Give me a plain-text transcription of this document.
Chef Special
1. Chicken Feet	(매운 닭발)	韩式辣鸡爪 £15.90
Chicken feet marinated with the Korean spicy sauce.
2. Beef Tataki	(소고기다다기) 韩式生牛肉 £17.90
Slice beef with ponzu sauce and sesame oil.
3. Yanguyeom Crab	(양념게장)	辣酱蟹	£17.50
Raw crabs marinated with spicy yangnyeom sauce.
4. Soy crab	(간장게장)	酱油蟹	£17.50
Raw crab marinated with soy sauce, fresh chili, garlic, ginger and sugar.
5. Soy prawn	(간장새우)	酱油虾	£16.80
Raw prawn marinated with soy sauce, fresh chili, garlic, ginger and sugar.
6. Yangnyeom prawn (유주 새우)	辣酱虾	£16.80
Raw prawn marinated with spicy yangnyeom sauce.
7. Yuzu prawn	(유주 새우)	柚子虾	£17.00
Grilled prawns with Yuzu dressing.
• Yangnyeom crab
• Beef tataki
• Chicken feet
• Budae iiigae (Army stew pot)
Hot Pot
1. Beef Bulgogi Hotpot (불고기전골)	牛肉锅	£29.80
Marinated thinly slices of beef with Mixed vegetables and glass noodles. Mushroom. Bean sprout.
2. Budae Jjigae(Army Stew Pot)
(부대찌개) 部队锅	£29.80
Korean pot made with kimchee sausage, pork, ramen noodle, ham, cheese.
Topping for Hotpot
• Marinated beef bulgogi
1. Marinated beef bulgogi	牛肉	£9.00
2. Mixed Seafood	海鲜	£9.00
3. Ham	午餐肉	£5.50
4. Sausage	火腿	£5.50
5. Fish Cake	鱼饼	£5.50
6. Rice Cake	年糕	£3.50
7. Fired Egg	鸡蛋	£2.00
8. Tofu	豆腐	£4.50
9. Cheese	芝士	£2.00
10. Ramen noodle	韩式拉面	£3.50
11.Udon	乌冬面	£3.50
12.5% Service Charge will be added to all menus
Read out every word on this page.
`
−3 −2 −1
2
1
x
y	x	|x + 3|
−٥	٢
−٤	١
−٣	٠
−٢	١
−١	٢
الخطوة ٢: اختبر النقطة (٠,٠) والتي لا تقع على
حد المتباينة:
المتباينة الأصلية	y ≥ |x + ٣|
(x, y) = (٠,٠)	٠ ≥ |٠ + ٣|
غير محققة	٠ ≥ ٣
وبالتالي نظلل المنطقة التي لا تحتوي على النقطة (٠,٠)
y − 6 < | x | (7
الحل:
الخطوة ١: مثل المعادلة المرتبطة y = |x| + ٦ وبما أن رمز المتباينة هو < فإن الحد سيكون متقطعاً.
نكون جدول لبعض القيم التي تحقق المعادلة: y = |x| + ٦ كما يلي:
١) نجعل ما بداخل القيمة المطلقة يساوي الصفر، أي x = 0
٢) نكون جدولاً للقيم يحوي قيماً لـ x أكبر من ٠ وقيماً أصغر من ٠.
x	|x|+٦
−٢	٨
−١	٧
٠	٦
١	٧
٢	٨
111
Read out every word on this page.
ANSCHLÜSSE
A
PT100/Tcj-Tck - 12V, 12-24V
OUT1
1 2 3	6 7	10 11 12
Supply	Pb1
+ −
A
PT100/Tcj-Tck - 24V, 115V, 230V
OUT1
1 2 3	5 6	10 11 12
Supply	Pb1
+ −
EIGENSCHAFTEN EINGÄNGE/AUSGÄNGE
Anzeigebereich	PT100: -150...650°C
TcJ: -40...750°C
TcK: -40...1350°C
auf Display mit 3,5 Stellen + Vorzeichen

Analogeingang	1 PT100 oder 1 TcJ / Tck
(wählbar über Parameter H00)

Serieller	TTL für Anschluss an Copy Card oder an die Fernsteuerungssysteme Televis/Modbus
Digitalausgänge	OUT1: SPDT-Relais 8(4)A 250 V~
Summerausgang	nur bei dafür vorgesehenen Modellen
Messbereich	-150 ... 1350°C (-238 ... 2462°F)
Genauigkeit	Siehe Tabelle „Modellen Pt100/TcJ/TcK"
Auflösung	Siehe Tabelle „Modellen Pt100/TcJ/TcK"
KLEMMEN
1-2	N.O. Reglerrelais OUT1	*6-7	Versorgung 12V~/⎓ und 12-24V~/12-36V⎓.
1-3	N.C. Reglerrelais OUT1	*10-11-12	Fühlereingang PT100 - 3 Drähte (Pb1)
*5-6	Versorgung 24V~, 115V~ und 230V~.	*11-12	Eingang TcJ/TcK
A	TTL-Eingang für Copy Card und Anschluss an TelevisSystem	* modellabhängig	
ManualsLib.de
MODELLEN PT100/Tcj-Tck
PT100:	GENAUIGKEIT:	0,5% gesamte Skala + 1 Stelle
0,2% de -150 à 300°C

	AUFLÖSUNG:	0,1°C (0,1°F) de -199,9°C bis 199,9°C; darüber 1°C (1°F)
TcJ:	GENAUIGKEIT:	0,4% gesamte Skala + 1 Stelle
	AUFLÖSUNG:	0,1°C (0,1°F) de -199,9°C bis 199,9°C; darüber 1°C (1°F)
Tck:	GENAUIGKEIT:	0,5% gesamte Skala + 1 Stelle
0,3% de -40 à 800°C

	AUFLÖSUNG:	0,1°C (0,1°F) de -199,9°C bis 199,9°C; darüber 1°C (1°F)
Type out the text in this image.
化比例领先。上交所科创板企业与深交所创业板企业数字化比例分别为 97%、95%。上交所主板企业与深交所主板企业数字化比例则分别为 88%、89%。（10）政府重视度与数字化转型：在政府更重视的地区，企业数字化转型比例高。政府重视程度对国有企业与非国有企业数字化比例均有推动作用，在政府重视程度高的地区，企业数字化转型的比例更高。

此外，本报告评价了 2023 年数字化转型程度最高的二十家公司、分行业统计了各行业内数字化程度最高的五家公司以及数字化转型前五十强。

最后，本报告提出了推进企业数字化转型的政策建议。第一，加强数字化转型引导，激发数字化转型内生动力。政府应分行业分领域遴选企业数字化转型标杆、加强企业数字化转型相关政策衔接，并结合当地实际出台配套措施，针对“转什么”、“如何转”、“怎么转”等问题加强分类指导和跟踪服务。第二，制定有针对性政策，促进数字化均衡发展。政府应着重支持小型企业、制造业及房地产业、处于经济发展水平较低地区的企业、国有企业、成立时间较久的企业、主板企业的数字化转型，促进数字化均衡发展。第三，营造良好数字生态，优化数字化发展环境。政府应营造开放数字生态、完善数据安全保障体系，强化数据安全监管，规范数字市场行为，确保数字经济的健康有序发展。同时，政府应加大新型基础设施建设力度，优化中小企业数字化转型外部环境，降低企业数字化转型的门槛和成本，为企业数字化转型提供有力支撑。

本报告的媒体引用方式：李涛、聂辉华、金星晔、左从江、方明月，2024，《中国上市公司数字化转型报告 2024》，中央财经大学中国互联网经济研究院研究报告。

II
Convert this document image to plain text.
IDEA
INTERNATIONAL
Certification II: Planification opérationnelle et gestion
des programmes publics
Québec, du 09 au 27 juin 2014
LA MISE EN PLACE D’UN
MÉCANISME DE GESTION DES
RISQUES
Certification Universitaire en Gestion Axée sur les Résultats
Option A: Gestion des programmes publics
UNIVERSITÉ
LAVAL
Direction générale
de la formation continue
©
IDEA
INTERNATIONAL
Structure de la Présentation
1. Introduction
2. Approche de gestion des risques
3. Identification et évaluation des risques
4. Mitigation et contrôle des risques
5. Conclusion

* Task description
Copy the entries above exactly, leaving none out.

* Response to the exercise
Give me a plain-text transcription of this document.
Chef Special
1. Chicken Feet	(매운 닭발)	韩式辣鸡爪 £15.90
Chicken feet marinated with the Korean spicy sauce.
2. Beef Tataki	(소고기다다기) 韩式生牛肉 £17.90
Slice beef with ponzu sauce and sesame oil.
3. Yanguyeom Crab	(양념게장)	辣酱蟹	£17.50
Raw crabs marinated with spicy yangnyeom sauce.
4. Soy crab	(간장게장)	酱油蟹	£17.50
Raw crab marinated with soy sauce, fresh chili, garlic, ginger and sugar.
5. Soy prawn	(간장새우)	酱油虾	£16.80
Raw prawn marinated with soy sauce, fresh chili, garlic, ginger and sugar.
6. Yangnyeom prawn (유주 새우)	辣酱虾	£16.80
Raw prawn marinated with spicy yangnyeom sauce.
7. Yuzu prawn	(유주 새우)	柚子虾	£17.00
Grilled prawns with Yuzu dressing.
• Yangnyeom crab
• Beef tataki
• Chicken feet
• Budae iiigae (Army stew pot)
Hot Pot
1. Beef Bulgogi Hotpot (불고기전골)	牛肉锅	£29.80
Marinated thinly slices of beef with Mixed vegetables and glass noodles. Mushroom. Bean sprout.
2. Budae Jjigae(Army Stew Pot)
(부대찌개) 部队锅	£29.80
Korean pot made with kimchee sausage, pork, ramen noodle, ham, cheese.
Topping for Hotpot
• Marinated beef bulgogi
1. Marinated beef bulgogi	牛肉	£9.00
2. Mixed Seafood	海鲜	£9.00
3. Ham	午餐肉	£5.50
4. Sausage	火腿	£5.50
5. Fish Cake	鱼饼	£5.50
6. Rice Cake	年糕	£3.50
7. Fired Egg	鸡蛋	£2.00
8. Tofu	豆腐	£4.50
9. Cheese	芝士	£2.00
10. Ramen noodle	韩式拉面	£3.50
11.Udon	乌冬面	£3.50
12.5% Service Charge will be added to all menus
Read out every word on this page.
`
−3 −2 −1
2
1
x
y	x	|x + 3|
−٥	٢
−٤	١
−٣	٠
−٢	١
−١	٢
الخطوة ٢: اختبر النقطة (٠,٠) والتي لا تقع على
حد المتباينة:
المتباينة الأصلية	y ≥ |x + ٣|
(x, y) = (٠,٠)	٠ ≥ |٠ + ٣|
غير محققة	٠ ≥ ٣
وبالتالي نظلل المنطقة التي لا تحتوي على النقطة (٠,٠)
y − 6 < | x | (7
الحل:
الخطوة ١: مثل المعادلة المرتبطة y = |x| + ٦ وبما أن رمز المتباينة هو < فإن الحد سيكون متقطعاً.
نكون جدول لبعض القيم التي تحقق المعادلة: y = |x| + ٦ كما يلي:
١) نجعل ما بداخل القيمة المطلقة يساوي الصفر، أي x = 0
٢) نكون جدولاً للقيم يحوي قيماً لـ x أكبر من ٠ وقيماً أصغر من ٠.
x	|x|+٦
−٢	٨
−١	٧
٠	٦
١	٧
٢	٨
111
Read out every word on this page.
ANSCHLÜSSE
A
PT100/Tcj-Tck - 12V, 12-24V
OUT1
1 2 3	6 7	10 11 12
Supply	Pb1
+ −
A
PT100/Tcj-Tck - 24V, 115V, 230V
OUT1
1 2 3	5 6	10 11 12
Supply	Pb1
+ −
EIGENSCHAFTEN EINGÄNGE/AUSGÄNGE
Anzeigebereich	PT100: -150...650°C
TcJ: -40...750°C
TcK: -40...1350°C
auf Display mit 3,5 Stellen + Vorzeichen

Analogeingang	1 PT100 oder 1 TcJ / Tck
(wählbar über Parameter H00)

Serieller	TTL für Anschluss an Copy Card oder an die Fernsteuerungssysteme Televis/Modbus
Digitalausgänge	OUT1: SPDT-Relais 8(4)A 250 V~
Summerausgang	nur bei dafür vorgesehenen Modellen
Messbereich	-150 ... 1350°C (-238 ... 2462°F)
Genauigkeit	Siehe Tabelle „Modellen Pt100/TcJ/TcK"
Auflösung	Siehe Tabelle „Modellen Pt100/TcJ/TcK"
KLEMMEN
1-2	N.O. Reglerrelais OUT1	*6-7	Versorgung 12V~/⎓ und 12-24V~/12-36V⎓.
1-3	N.C. Reglerrelais OUT1	*10-11-12	Fühlereingang PT100 - 3 Drähte (Pb1)
*5-6	Versorgung 24V~, 115V~ und 230V~.	*11-12	Eingang TcJ/TcK
A	TTL-Eingang für Copy Card und Anschluss an TelevisSystem	* modellabhängig	
ManualsLib.de
MODELLEN PT100/Tcj-Tck
PT100:	GENAUIGKEIT:	0,5% gesamte Skala + 1 Stelle
0,2% de -150 à 300°C

	AUFLÖSUNG:	0,1°C (0,1°F) de -199,9°C bis 199,9°C; darüber 1°C (1°F)
TcJ:	GENAUIGKEIT:	0,4% gesamte Skala + 1 Stelle
	AUFLÖSUNG:	0,1°C (0,1°F) de -199,9°C bis 199,9°C; darüber 1°C (1°F)
Tck:	GENAUIGKEIT:	0,5% gesamte Skala + 1 Stelle
0,3% de -40 à 800°C

	AUFLÖSUNG:	0,1°C (0,1°F) de -199,9°C bis 199,9°C; darüber 1°C (1°F)
Type out the text in this image.
化比例领先。上交所科创板企业与深交所创业板企业数字化比例分别为 97%、95%。上交所主板企业与深交所主板企业数字化比例则分别为 88%、89%。（10）政府重视度与数字化转型：在政府更重视的地区，企业数字化转型比例高。政府重视程度对国有企业与非国有企业数字化比例均有推动作用，在政府重视程度高的地区，企业数字化转型的比例更高。

此外，本报告评价了 2023 年数字化转型程度最高的二十家公司、分行业统计了各行业内数字化程度最高的五家公司以及数字化转型前五十强。

最后，本报告提出了推进企业数字化转型的政策建议。第一，加强数字化转型引导，激发数字化转型内生动力。政府应分行业分领域遴选企业数字化转型标杆、加强企业数字化转型相关政策衔接，并结合当地实际出台配套措施，针对“转什么”、“如何转”、“怎么转”等问题加强分类指导和跟踪服务。第二，制定有针对性政策，促进数字化均衡发展。政府应着重支持小型企业、制造业及房地产业、处于经济发展水平较低地区的企业、国有企业、成立时间较久的企业、主板企业的数字化转型，促进数字化均衡发展。第三，营造良好数字生态，优化数字化发展环境。政府应营造开放数字生态、完善数据安全保障体系，强化数据安全监管，规范数字市场行为，确保数字经济的健康有序发展。同时，政府应加大新型基础设施建设力度，优化中小企业数字化转型外部环境，降低企业数字化转型的门槛和成本，为企业数字化转型提供有力支撑。

本报告的媒体引用方式：李涛、聂辉华、金星晔、左从江、方明月，2024，《中国上市公司数字化转型报告 2024》，中央财经大学中国互联网经济研究院研究报告。

II
Convert this document image to plain text.
IDEA
INTERNATIONAL
Certification II: Planification opérationnelle et gestion
des programmes publics
Québec, du 09 au 27 juin 2014
LA MISE EN PLACE D’UN
MÉCANISME DE GESTION DES
RISQUES
Certification Universitaire en Gestion Axée sur les Résultats
Option A: Gestion des programmes publics
UNIVERSITÉ
LAVAL
Direction générale
de la formation continue
©
IDEA
INTERNATIONAL
Structure de la Présentation
1. Introduction
2. Approche de gestion des risques
3. Identification et évaluation des risques
4. Mitigation et contrôle des risques
5. Conclusion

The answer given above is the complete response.